#### Supplied records

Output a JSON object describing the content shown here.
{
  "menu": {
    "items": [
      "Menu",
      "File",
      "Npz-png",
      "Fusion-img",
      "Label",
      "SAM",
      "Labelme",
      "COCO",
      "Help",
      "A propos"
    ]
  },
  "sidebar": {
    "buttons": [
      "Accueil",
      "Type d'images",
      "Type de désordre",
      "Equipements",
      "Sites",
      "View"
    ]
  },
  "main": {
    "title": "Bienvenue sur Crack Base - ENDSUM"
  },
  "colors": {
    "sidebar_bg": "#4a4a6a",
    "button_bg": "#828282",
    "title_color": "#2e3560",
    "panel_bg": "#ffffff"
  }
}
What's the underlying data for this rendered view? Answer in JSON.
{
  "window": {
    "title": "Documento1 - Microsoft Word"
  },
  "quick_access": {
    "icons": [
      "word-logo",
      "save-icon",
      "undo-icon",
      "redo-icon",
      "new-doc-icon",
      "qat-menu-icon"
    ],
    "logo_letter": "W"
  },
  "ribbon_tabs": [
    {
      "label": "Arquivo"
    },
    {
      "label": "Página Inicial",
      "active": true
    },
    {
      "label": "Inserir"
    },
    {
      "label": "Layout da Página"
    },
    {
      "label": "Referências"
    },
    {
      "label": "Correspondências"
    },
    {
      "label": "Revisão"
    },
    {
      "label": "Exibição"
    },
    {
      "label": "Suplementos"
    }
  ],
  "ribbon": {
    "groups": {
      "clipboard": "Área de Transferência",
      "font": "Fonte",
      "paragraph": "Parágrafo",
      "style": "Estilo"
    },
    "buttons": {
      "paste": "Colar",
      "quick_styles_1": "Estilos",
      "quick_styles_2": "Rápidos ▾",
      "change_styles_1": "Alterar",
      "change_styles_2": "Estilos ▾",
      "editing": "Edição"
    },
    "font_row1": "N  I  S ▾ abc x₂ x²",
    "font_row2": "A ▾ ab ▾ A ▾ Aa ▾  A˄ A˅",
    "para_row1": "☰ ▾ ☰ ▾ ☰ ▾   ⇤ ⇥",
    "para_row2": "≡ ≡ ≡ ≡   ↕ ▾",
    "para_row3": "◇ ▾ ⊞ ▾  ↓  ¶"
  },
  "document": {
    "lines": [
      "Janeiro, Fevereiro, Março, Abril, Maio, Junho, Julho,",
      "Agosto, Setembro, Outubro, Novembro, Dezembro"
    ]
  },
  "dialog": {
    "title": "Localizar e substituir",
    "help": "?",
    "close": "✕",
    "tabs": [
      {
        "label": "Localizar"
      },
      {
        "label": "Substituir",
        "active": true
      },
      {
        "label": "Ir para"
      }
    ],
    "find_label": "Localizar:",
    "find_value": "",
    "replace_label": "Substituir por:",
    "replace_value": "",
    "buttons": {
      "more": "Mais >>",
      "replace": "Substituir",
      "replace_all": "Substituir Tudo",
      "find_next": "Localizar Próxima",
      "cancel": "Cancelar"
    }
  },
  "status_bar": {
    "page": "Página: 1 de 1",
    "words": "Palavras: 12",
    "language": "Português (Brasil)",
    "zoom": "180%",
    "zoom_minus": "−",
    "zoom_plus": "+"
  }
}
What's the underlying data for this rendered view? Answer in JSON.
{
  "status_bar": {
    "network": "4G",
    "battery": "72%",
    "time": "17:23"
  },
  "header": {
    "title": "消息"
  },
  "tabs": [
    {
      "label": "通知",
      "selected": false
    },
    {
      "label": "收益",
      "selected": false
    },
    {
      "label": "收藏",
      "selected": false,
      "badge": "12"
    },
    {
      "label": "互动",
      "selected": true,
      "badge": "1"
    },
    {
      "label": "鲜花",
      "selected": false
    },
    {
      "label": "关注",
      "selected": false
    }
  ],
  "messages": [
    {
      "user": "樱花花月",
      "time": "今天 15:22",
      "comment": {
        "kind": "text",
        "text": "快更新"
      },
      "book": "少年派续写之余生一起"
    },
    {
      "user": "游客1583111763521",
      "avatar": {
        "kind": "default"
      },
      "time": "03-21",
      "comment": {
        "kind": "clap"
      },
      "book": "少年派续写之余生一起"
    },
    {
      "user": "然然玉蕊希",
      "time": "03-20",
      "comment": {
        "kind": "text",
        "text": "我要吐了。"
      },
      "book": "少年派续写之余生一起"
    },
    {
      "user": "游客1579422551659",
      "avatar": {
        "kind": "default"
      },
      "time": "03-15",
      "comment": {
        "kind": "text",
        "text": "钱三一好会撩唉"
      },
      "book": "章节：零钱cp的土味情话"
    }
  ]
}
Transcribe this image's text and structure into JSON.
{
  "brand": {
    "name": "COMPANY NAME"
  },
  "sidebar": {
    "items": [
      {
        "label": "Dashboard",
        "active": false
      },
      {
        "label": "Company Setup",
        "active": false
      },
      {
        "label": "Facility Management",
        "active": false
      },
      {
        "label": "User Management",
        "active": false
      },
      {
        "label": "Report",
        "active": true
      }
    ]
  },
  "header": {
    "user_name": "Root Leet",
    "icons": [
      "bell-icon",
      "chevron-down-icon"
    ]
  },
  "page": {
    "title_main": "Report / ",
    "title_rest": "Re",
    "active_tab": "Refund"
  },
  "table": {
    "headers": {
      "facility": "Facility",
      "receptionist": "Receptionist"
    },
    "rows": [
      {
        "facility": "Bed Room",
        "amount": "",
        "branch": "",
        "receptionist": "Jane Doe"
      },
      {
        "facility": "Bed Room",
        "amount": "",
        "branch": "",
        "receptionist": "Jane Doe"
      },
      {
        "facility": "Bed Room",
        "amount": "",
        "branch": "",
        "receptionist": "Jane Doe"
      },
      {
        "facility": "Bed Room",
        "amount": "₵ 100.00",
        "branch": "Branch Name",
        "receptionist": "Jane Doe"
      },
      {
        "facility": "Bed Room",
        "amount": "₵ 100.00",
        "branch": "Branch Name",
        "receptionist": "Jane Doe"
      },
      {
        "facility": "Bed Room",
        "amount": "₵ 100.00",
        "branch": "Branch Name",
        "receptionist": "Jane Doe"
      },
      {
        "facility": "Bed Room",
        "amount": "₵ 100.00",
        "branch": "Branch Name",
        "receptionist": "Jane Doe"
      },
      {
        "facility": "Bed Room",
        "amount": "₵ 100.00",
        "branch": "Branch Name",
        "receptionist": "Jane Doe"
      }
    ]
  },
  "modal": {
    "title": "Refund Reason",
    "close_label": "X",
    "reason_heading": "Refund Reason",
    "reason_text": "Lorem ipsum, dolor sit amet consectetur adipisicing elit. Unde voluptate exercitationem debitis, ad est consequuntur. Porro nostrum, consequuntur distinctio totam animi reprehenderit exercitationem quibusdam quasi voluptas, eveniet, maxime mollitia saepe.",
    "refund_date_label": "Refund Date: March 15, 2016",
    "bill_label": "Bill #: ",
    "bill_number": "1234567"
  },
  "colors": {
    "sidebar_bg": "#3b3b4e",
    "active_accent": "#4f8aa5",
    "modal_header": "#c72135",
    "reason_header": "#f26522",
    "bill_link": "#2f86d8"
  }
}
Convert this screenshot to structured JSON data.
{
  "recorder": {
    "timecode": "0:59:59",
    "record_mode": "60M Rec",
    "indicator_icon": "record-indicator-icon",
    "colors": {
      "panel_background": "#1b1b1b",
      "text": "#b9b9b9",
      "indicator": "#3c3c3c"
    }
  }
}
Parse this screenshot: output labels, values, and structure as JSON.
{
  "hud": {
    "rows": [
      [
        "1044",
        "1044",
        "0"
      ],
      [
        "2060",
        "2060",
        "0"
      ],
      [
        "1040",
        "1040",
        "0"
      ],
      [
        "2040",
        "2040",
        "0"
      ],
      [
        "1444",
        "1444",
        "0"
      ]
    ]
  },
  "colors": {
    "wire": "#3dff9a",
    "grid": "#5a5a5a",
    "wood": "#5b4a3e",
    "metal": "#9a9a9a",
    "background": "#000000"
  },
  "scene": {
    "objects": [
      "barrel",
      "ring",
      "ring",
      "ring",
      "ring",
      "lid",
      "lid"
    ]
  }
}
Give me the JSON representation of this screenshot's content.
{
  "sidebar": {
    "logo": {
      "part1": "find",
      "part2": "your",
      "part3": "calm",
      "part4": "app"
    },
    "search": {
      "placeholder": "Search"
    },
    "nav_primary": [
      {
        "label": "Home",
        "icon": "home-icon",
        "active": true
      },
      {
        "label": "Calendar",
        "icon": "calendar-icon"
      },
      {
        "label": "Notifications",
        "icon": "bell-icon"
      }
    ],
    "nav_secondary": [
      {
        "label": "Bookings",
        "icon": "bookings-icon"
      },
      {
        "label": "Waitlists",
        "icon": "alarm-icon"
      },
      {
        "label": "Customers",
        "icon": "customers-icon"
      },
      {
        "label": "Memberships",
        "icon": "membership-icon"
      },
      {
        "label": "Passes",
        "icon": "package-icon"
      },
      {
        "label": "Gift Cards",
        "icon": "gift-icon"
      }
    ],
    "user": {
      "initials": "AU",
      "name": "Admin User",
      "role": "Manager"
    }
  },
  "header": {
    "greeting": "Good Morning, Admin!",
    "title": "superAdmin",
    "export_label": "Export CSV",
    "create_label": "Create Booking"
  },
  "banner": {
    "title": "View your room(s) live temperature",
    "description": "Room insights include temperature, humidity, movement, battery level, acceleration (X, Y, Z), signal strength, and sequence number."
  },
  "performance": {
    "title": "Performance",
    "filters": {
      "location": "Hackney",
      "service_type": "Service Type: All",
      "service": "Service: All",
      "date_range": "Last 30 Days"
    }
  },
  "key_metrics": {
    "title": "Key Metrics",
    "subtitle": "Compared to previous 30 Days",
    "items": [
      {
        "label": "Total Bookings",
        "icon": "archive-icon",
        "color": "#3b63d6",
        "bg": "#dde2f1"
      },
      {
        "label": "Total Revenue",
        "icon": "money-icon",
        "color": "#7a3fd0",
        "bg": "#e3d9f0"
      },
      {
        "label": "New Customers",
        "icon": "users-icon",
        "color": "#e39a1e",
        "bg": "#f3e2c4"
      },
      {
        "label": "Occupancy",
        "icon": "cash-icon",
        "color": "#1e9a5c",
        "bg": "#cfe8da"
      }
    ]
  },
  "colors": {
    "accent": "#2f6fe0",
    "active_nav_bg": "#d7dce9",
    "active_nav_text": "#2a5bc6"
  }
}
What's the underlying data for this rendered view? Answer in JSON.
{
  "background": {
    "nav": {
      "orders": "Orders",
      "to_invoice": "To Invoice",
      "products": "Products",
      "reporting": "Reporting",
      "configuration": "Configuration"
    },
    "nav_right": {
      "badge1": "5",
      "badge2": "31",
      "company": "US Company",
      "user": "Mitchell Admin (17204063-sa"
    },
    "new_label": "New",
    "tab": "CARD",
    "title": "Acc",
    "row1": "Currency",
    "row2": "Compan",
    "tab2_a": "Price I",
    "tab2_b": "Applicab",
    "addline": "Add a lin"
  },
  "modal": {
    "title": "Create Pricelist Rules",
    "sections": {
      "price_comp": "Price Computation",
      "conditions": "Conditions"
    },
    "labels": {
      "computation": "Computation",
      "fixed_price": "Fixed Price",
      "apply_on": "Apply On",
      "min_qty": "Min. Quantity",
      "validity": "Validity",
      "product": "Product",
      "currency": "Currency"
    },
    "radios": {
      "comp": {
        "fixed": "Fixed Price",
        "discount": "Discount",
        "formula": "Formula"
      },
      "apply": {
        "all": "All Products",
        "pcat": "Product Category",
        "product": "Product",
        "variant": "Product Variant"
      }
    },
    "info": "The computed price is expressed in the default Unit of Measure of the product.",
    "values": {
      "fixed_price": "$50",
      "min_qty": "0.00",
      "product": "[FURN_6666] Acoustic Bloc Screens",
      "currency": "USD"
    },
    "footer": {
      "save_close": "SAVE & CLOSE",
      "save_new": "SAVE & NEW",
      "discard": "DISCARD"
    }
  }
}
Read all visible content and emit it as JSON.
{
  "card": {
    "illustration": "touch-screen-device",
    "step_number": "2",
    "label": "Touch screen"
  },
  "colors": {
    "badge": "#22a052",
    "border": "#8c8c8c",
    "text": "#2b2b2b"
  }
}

########

**Problem**:
How many of the listing's lines contain "Localizar"? Respond with a single number and nothing else.

**Worked solution**:
4